— Begin SELECTED EXCERPT —
# Wet look for stone veneer?



## Canarywood1 (May 5, 2012)

bestways said:


> Have stone veneer on the wall behind my wood stove. This is not natural stone. When I wet the stone veneer it has a really neat look to it. What is the best product to put on the stone veneer to enhance the color and give it the wet look.? Thanks!


 

You want a wet look sealer,something like the link i'll post, doesn't have to be this product,as i know nothing about it,just posting for a reference for you,if you google sealers there's a ton out there,or maybe someone will know about one they have used.

http://preventsealing.com/wetlookstonesealer.aspx


----------



## remodler (Nov 26, 2012)

Thanks! Is there anyway to get the enhanced color like when it's wet without the shine of the high gloss? Probably not, but I'm trying avoid the glossy look.?


----------



## Canarywood1 (May 5, 2012)

Like i said ,google it and see what you come up with,there may be a matte finish.


----------



## jomama45 (Nov 13, 2008)

This product should work well for what you're trying to accomplish:

http://www.prosoco.com/Products/{8AD80DA2-C0EB-4ADF-81D0-44DF7FC0E1E6}



I've never used the water-based version, but I would recommend it for an interior application. I can say the solvent-based version works excellent, and I've used it with great success on many masonry products through the years. It does a great job of enhancing, while leaving the surface the exact same sheen as un-treated..........


----------



## remodler (Nov 26, 2012)

Perfect! Thanks so much guys. I have a few stones left over from the job. I'll give it a try on those first to see how it looks. I'll post before and after pics...


----------
— End SELECTED EXCERPT —
### WHAT YOU NEED TO DO
From the forum thread on wet-look sealers for stone veneer, echo the passage starting with "I've never used" and going on through "sheen as un-treated..........", word for word. The items after this point were taken from a different source than the forum thread above.
— Begin MATERIAL SHOWN —
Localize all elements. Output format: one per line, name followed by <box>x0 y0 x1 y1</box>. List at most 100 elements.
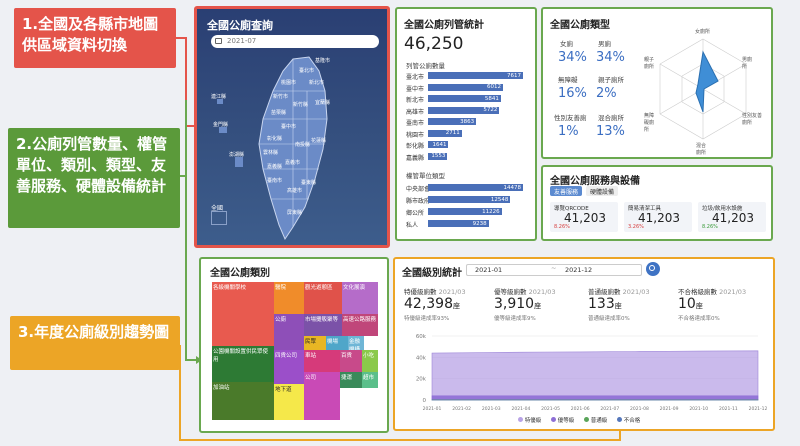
service-value: 41,203 <box>638 211 680 225</box>
bar[interactable] <box>428 196 511 203</box>
bar[interactable] <box>428 184 523 191</box>
legend-item[interactable]: 普通級 <box>584 417 607 424</box>
bar[interactable] <box>428 72 523 79</box>
county-label[interactable]: 新竹市 <box>273 94 289 100</box>
county-label[interactable]: 新竹縣 <box>293 102 309 108</box>
series-area[interactable] <box>431 350 759 401</box>
range-separator: ~ <box>551 264 557 272</box>
legend-item[interactable]: 優等級 <box>551 417 574 424</box>
type-radar-chart <box>659 38 747 140</box>
bar[interactable] <box>428 208 502 215</box>
date-range-picker[interactable]: 2021-01 ~ 2021-12 <box>466 264 642 276</box>
date-to[interactable]: 2021-12 <box>565 266 593 274</box>
treemap-cell[interactable]: 市場攤販聚等 <box>304 314 342 336</box>
series-area[interactable] <box>431 395 759 401</box>
county-label[interactable]: 澎湖縣 <box>229 152 245 158</box>
level-highlight <box>393 257 775 431</box>
treemap-cell[interactable]: 文化展演 <box>342 282 378 314</box>
county-label[interactable]: 臺南市 <box>267 178 283 184</box>
bar[interactable] <box>428 95 501 102</box>
county-label[interactable]: 臺東縣 <box>301 180 317 186</box>
treemap-cell[interactable]: 公園機關設置供民眾使用 <box>212 346 274 382</box>
treemap-cell[interactable]: 四貨公司 <box>274 350 304 384</box>
type-label: 男廁 <box>598 40 611 48</box>
bar[interactable] <box>428 106 500 114</box>
taiwan-map[interactable] <box>197 49 387 249</box>
county-label[interactable]: 宜蘭縣 <box>315 100 331 106</box>
treemap-cell[interactable]: 醫院 <box>274 282 304 314</box>
tab-friendly-service[interactable]: 友善服務 <box>550 186 583 196</box>
bar-label: 臺中市 <box>406 85 425 93</box>
county-label[interactable]: 臺北市 <box>299 68 315 74</box>
treemap-cell[interactable]: 車站 <box>304 350 340 372</box>
y-tick-label: 60k <box>416 334 427 340</box>
county-label[interactable]: 桃園市 <box>281 80 297 86</box>
treemap-cell[interactable]: 觀光遊憩區 <box>304 282 342 314</box>
tab-hardware[interactable]: 硬體設備 <box>586 186 619 196</box>
bar[interactable] <box>428 152 448 160</box>
bar-value: 5841 <box>484 95 499 102</box>
bar[interactable] <box>428 129 462 137</box>
treemap-cell[interactable]: 捷運 <box>340 372 362 388</box>
callout-map: 1.全國及各縣市地圖供區域資料切換 <box>14 8 176 68</box>
bar-label: 中央部會 <box>406 186 431 193</box>
type-value: 34% <box>558 50 587 65</box>
treemap-cell[interactable]: 超市 <box>362 372 378 388</box>
service-card[interactable]: 導覽QRCODE 41,203 8.26% <box>550 202 618 232</box>
service-card[interactable]: 垃圾/飲用水設施 41,203 8.26% <box>698 202 766 232</box>
county-label[interactable]: 花蓮縣 <box>311 138 327 144</box>
county-label[interactable]: 南投縣 <box>295 142 311 148</box>
county-label[interactable]: 高雄市 <box>287 188 303 194</box>
treemap-cell[interactable]: 機場 <box>326 336 348 350</box>
treemap-cell[interactable]: 公司 <box>304 372 340 420</box>
bar[interactable] <box>428 83 503 91</box>
bar-label: 臺北市 <box>406 74 425 81</box>
county-label[interactable]: 連江縣 <box>211 94 227 100</box>
bar-value: 6012 <box>486 84 501 90</box>
level-panel: 全國級別統計 2021-01 ~ 2021-12 特優級廁數 2021/03 4… <box>394 258 774 430</box>
map-county-labels: 連江縣 金門縣 澎湖縣 基隆市 臺北市 新北市 桃園市 新竹市 新竹縣 苗栗縣 … <box>197 49 387 249</box>
level-subtitle: 特優級達成率93% <box>404 316 450 322</box>
legend-item[interactable]: 特優級 <box>518 417 541 424</box>
bar[interactable] <box>428 220 489 227</box>
treemap-cell[interactable]: 民眾 <box>304 336 326 350</box>
county-label[interactable]: 臺中市 <box>281 124 297 130</box>
county-label[interactable]: 雲林縣 <box>263 150 279 156</box>
treemap-cell[interactable]: 小吃 <box>362 350 378 372</box>
search-button[interactable] <box>646 262 660 276</box>
treemap-cell[interactable]: 各級機關學校 <box>212 282 274 346</box>
service-card[interactable]: 簡易清潔工具 41,203 3.26% <box>624 202 692 232</box>
county-label[interactable]: 彰化縣 <box>267 136 283 142</box>
island-inset[interactable] <box>211 211 227 225</box>
county-label[interactable]: 嘉義市 <box>285 160 301 166</box>
service-label: 垃圾/飲用水設施 <box>702 206 743 212</box>
county-label[interactable]: 金門縣 <box>213 122 229 128</box>
treemap-cell[interactable]: 高速公路服務 <box>342 314 378 336</box>
level-value: 42,398座 <box>404 296 460 312</box>
bar[interactable] <box>428 118 477 125</box>
service-change: 8.26% <box>554 224 570 230</box>
type-value: 13% <box>596 124 625 139</box>
county-label[interactable]: 新北市 <box>309 80 325 86</box>
county-label[interactable]: 屏東縣 <box>287 210 303 216</box>
bar-value: 12548 <box>490 196 509 203</box>
level-subtitle: 普通級達成率0% <box>588 316 630 322</box>
treemap-cell[interactable]: 地下道 <box>274 384 304 420</box>
category-treemap[interactable]: 各級機關學校 醫院 觀光遊憩區 文化展演 公園機關設置供民眾使用 公廁 市場攤販… <box>212 282 378 420</box>
date-from[interactable]: 2021-01 <box>475 266 503 274</box>
date-picker[interactable]: 2021-07 <box>211 35 379 48</box>
county-label[interactable]: 苗栗縣 <box>271 110 287 116</box>
y-tick-label: 20k <box>416 377 427 383</box>
bar[interactable] <box>428 141 449 148</box>
treemap-cell[interactable]: 百貨 <box>340 350 362 372</box>
county-label[interactable]: 嘉義縣 <box>267 164 283 170</box>
county-label[interactable]: 基隆市 <box>315 58 331 64</box>
bar-label: 新北市 <box>406 97 425 104</box>
legend-item[interactable]: 不合格 <box>617 417 640 424</box>
radar-label: 親子廁所 <box>644 57 655 70</box>
treemap-cell[interactable]: 公廁 <box>274 314 304 350</box>
treemap-cell[interactable]: 加油站 <box>212 382 274 420</box>
level-subtitle: 優等級達成率9% <box>494 316 536 322</box>
category-title: 全國公廁類別 <box>210 268 270 279</box>
island-label: 全國 <box>211 205 224 212</box>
— End MATERIAL SHOWN —
### THE RESULT
I've never used the water-based version, but I would recommend it for an interior application. I can say the solvent-based version works excellent, and I've used it with great success on many masonry products through the years. It does a great job of enhancing, while leaving the surface the exact same sheen as un-treated..........